- _Aim of the exercise_
Provide only the number of lines where "należy" occurs.

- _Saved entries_

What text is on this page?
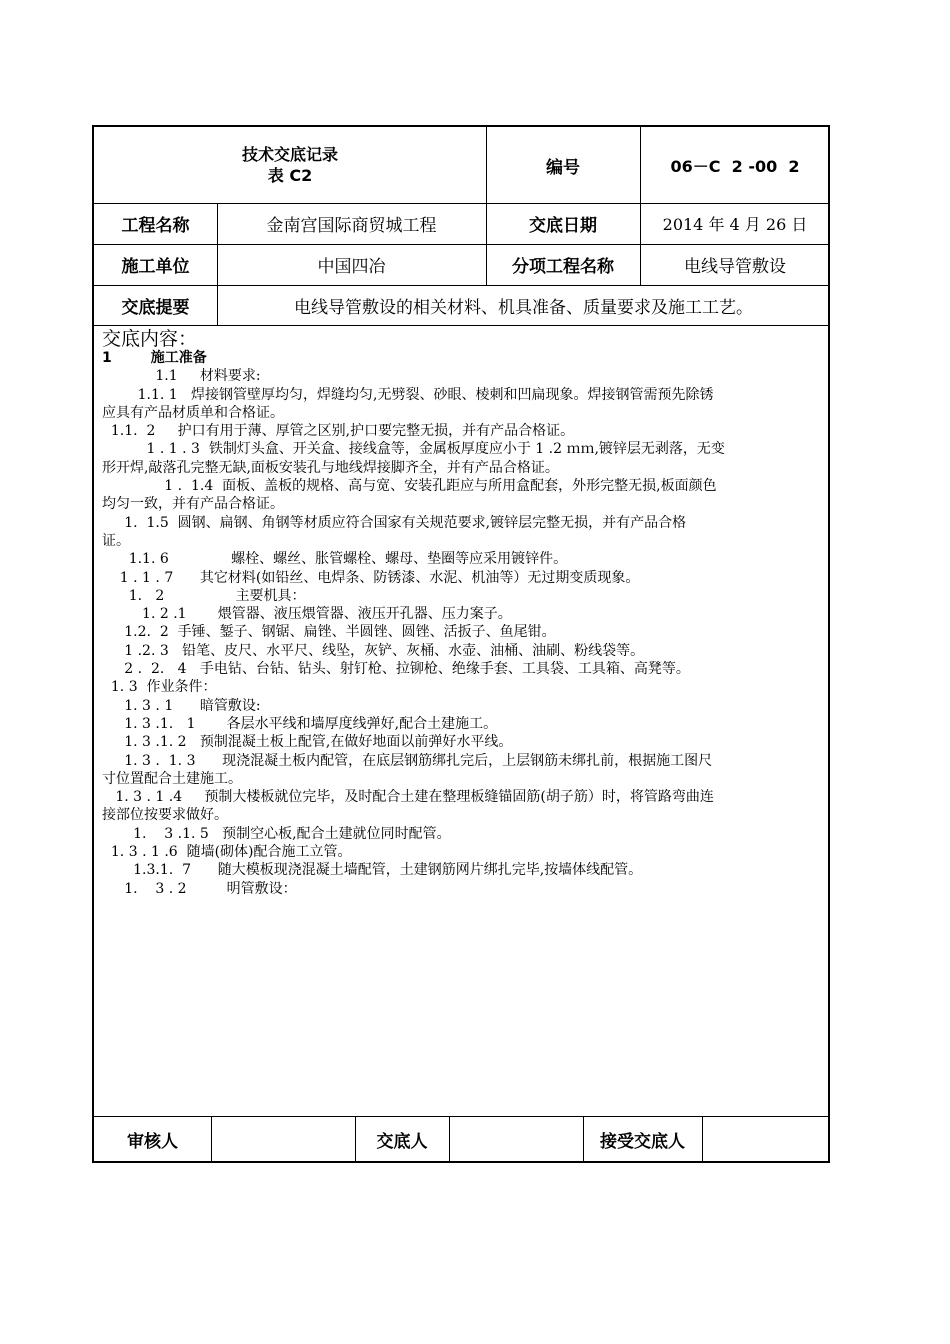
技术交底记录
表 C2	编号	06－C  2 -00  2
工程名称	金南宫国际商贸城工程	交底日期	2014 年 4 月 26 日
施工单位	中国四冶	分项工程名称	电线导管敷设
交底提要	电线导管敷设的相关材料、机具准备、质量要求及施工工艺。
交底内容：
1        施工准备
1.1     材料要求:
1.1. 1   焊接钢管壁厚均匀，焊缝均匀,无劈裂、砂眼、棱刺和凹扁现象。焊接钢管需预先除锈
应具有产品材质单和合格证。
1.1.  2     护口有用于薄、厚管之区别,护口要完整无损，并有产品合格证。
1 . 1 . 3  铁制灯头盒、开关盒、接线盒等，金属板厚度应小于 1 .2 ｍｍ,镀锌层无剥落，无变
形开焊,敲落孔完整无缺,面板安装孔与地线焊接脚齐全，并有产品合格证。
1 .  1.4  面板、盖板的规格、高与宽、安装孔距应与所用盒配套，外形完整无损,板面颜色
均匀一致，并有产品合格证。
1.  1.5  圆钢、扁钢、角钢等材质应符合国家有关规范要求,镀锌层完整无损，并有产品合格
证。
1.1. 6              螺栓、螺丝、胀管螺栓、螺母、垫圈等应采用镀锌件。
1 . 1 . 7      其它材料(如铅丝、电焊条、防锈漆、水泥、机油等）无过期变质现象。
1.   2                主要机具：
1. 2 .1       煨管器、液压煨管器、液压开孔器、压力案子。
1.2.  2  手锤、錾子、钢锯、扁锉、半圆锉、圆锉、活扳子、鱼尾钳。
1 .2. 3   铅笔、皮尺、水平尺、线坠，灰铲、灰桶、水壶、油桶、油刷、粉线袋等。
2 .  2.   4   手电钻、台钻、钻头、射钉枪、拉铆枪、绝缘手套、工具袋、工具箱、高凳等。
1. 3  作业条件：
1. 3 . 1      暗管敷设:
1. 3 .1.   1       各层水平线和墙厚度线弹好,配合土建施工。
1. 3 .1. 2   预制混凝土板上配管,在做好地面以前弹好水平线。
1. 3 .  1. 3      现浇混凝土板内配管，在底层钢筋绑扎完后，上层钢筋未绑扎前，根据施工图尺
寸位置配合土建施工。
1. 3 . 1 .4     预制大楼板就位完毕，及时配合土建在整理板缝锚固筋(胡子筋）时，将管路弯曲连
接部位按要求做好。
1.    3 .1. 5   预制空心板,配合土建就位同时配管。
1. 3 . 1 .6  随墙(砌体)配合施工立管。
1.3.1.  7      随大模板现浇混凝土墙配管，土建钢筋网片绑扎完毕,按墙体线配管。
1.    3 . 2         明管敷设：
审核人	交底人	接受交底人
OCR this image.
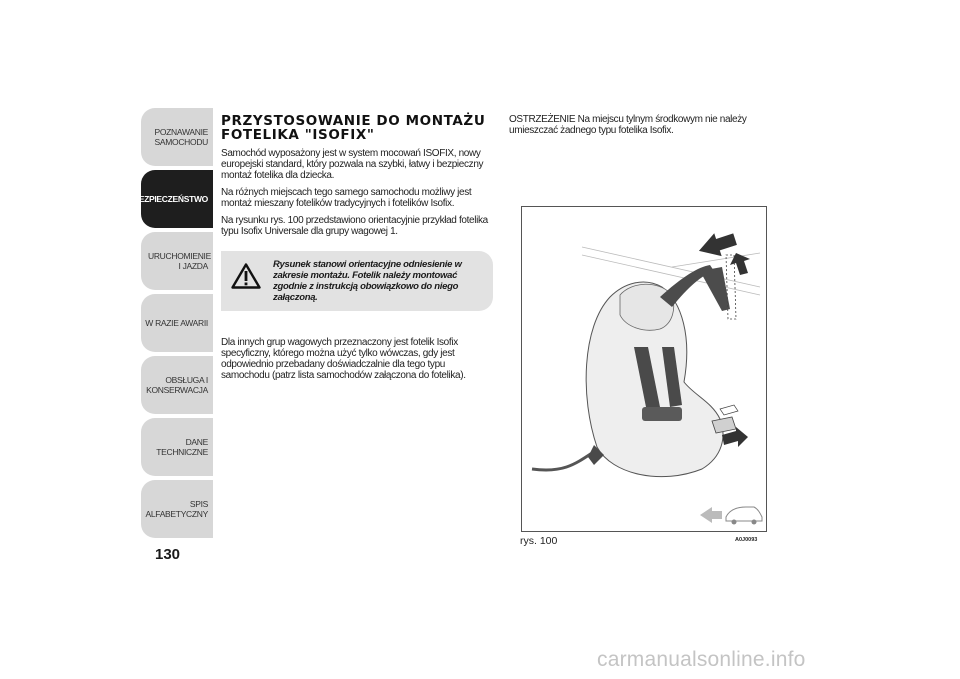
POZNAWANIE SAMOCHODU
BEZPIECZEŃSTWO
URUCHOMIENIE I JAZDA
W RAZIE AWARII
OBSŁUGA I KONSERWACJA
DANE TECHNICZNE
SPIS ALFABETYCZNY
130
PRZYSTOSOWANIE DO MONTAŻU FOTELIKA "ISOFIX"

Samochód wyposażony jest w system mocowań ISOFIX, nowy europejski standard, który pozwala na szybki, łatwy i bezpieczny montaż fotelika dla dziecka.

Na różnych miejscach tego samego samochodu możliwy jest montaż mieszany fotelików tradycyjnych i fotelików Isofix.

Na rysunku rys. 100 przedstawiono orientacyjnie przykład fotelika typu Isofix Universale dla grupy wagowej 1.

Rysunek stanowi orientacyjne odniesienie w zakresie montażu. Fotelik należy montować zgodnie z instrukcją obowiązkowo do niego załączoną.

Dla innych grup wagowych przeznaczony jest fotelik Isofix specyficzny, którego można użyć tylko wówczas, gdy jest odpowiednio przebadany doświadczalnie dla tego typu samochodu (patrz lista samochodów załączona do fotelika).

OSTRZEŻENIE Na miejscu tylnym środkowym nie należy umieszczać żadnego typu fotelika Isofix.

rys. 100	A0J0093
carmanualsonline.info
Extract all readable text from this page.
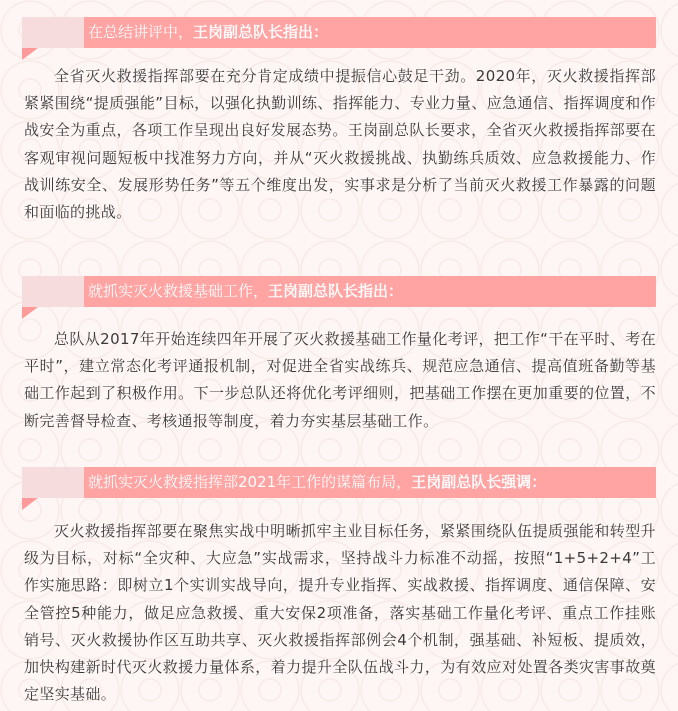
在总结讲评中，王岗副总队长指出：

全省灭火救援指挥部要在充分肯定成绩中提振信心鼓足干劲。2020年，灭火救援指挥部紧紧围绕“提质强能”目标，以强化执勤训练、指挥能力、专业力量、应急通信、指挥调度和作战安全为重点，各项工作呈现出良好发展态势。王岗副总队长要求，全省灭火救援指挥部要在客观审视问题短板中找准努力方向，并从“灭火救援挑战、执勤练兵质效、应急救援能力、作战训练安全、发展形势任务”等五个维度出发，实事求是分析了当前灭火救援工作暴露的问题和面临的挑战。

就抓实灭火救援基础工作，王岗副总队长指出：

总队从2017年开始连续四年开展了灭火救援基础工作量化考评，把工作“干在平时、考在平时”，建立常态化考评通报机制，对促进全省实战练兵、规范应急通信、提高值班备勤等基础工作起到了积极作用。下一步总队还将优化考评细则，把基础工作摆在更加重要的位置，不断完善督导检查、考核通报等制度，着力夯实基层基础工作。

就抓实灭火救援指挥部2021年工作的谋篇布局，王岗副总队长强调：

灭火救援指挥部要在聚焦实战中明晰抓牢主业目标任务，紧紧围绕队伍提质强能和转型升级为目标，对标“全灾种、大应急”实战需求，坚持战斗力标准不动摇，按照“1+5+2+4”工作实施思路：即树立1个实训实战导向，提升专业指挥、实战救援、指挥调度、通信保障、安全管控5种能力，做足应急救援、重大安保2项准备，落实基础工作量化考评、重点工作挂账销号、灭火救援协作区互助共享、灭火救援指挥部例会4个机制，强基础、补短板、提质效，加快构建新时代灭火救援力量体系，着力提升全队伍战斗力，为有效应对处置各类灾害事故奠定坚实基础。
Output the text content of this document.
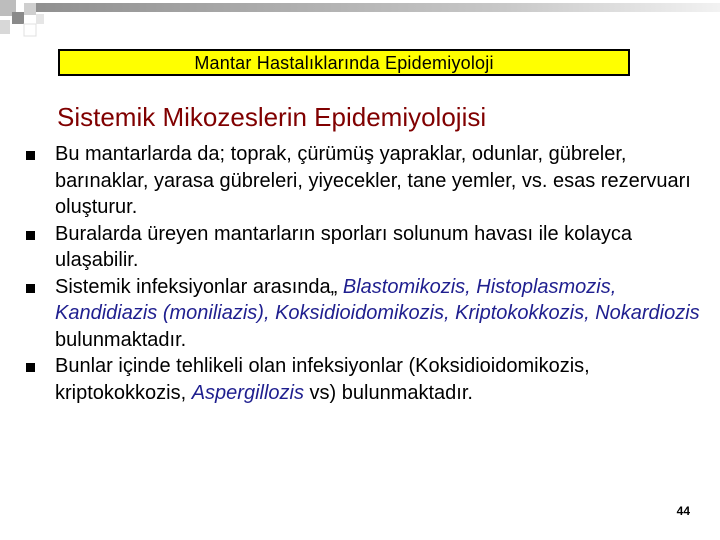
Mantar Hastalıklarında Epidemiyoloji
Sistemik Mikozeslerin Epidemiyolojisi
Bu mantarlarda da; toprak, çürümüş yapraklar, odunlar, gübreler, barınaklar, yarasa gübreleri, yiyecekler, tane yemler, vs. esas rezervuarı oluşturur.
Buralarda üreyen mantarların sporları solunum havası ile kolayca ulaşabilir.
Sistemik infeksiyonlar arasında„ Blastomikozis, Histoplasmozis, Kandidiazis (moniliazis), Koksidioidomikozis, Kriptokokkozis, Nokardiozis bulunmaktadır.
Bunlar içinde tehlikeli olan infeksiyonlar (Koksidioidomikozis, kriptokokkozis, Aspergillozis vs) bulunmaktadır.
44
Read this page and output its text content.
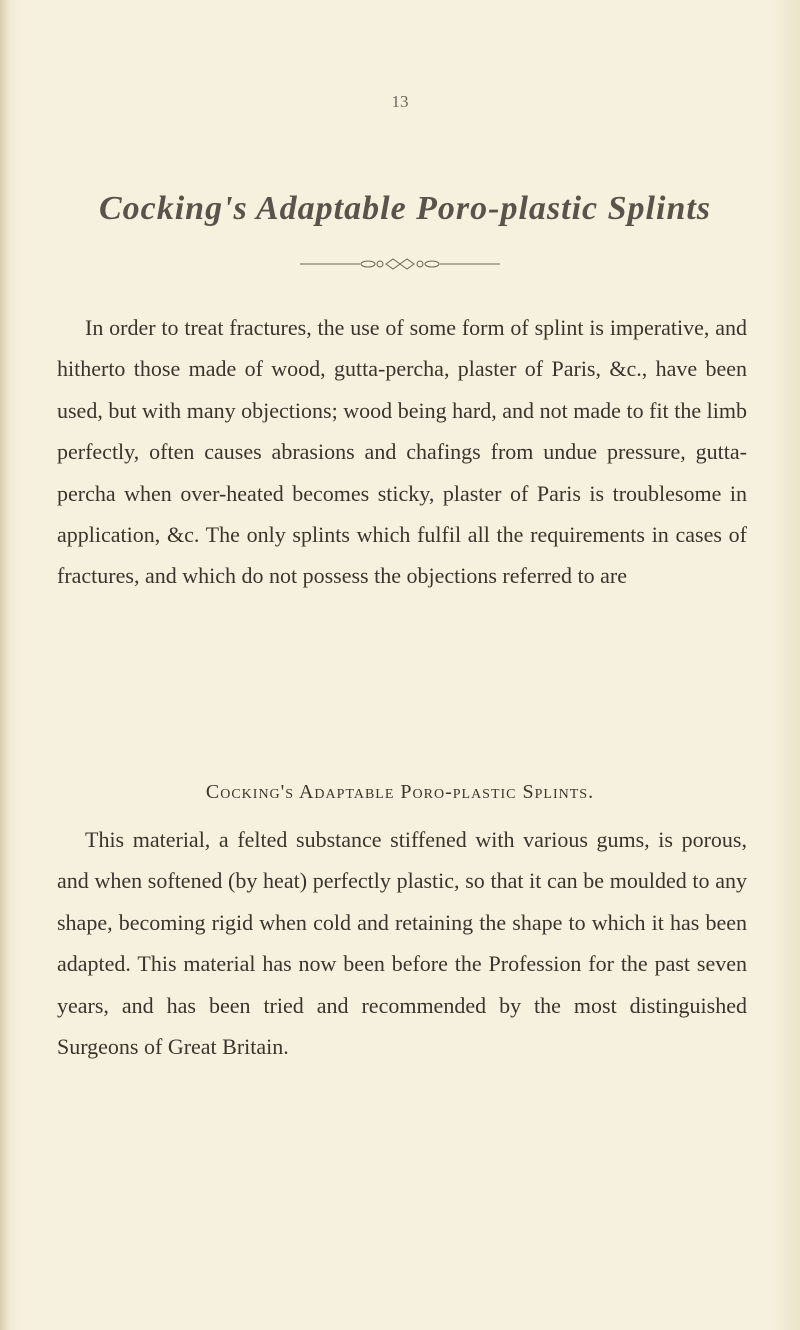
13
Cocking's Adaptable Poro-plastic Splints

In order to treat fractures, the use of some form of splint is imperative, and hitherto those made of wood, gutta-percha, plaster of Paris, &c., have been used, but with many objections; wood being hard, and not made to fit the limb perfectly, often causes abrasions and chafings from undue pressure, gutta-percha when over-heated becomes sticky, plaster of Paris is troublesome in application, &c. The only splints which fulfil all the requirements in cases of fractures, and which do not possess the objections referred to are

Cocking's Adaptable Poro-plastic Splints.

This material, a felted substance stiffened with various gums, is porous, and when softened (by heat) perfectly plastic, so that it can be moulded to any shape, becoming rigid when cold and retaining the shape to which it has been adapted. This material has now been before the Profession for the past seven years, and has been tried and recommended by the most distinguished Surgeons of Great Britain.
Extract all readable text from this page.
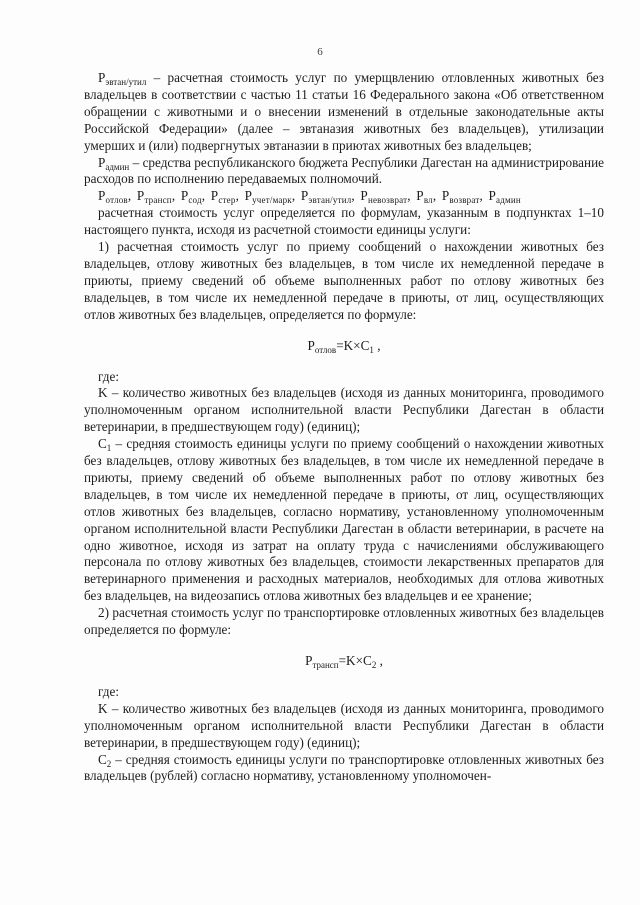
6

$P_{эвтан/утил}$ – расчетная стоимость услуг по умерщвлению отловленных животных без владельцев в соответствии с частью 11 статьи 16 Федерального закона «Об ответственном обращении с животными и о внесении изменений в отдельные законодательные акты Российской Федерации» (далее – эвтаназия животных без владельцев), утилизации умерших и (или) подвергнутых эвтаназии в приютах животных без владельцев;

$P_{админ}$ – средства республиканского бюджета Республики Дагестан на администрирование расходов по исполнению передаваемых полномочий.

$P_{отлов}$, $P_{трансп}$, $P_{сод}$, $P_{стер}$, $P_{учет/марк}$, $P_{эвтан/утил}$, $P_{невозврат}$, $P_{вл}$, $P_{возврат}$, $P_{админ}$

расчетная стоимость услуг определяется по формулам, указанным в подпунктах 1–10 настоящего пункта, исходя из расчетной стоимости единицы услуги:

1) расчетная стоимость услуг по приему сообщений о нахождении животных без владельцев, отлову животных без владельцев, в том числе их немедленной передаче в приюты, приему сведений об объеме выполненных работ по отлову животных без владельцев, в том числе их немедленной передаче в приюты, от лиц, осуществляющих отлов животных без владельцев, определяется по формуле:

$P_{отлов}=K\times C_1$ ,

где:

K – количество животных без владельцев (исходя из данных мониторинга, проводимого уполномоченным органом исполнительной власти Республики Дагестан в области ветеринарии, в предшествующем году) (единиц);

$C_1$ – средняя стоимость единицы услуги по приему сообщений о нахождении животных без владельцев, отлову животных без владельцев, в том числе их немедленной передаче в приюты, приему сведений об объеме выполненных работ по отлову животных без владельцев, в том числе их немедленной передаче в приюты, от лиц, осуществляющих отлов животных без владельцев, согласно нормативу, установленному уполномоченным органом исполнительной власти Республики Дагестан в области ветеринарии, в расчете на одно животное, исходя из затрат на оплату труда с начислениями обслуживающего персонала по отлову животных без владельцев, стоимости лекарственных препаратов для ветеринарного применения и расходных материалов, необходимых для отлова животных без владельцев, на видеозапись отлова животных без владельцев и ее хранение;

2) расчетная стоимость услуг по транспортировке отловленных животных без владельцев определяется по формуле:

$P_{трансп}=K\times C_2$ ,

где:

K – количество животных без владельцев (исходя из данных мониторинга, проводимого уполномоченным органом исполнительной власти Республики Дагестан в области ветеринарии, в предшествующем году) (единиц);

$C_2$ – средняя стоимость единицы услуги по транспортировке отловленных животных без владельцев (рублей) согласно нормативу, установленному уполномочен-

- _Written response_
2